• _Supplied material_
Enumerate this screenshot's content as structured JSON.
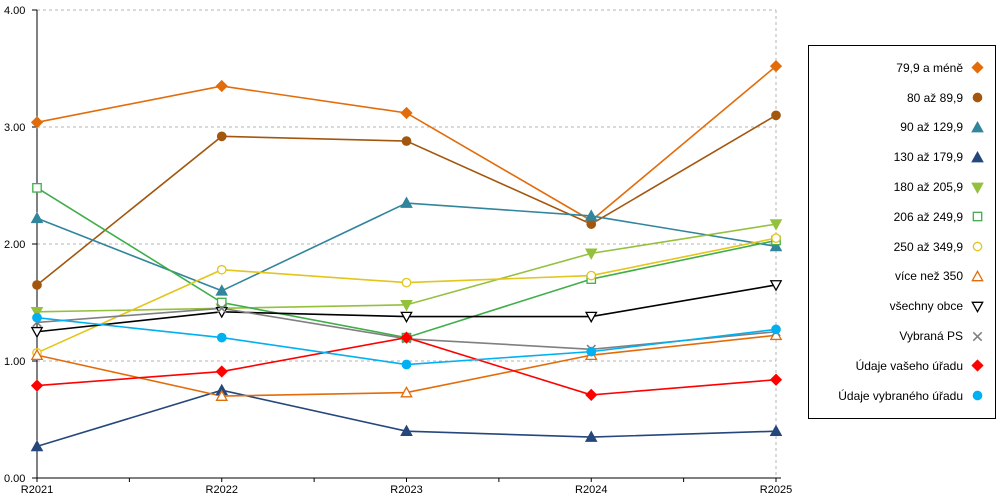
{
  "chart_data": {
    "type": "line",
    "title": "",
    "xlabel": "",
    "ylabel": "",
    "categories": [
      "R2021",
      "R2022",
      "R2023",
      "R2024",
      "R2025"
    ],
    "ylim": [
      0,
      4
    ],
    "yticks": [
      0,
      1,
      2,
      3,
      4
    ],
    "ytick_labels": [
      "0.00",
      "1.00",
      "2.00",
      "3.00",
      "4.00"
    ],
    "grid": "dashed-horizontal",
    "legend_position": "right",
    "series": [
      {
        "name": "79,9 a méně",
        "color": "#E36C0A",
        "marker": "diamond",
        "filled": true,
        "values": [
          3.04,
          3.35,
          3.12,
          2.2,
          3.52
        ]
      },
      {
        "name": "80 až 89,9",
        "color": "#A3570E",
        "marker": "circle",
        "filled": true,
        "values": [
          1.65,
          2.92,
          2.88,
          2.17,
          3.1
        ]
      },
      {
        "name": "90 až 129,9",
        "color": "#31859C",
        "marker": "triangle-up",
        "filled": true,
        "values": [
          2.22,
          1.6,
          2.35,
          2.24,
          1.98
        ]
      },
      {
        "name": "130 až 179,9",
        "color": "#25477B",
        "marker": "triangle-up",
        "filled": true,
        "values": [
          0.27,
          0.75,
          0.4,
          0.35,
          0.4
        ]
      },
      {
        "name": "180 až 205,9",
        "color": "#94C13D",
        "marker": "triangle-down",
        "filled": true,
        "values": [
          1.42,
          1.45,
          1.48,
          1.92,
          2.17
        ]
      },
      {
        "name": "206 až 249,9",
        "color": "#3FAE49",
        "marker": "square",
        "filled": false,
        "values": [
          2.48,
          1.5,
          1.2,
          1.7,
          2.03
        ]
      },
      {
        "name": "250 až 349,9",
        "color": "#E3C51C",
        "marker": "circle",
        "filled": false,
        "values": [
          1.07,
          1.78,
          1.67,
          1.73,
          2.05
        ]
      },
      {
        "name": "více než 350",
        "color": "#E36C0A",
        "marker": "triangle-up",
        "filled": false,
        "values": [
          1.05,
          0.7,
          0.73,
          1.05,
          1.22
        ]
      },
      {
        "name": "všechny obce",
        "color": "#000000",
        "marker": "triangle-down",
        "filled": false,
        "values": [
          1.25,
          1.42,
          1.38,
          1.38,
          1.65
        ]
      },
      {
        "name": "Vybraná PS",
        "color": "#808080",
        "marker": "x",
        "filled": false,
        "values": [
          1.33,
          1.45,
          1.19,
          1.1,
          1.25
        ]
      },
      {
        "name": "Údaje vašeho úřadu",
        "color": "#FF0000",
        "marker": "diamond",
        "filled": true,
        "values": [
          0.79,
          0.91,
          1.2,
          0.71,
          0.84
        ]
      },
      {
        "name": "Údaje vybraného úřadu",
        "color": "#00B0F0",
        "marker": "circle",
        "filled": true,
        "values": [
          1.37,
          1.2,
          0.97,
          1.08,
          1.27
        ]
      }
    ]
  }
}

• _Given task_
What is the number of lines containing "Údaje"? Give that number only.

• _Exercise output_
2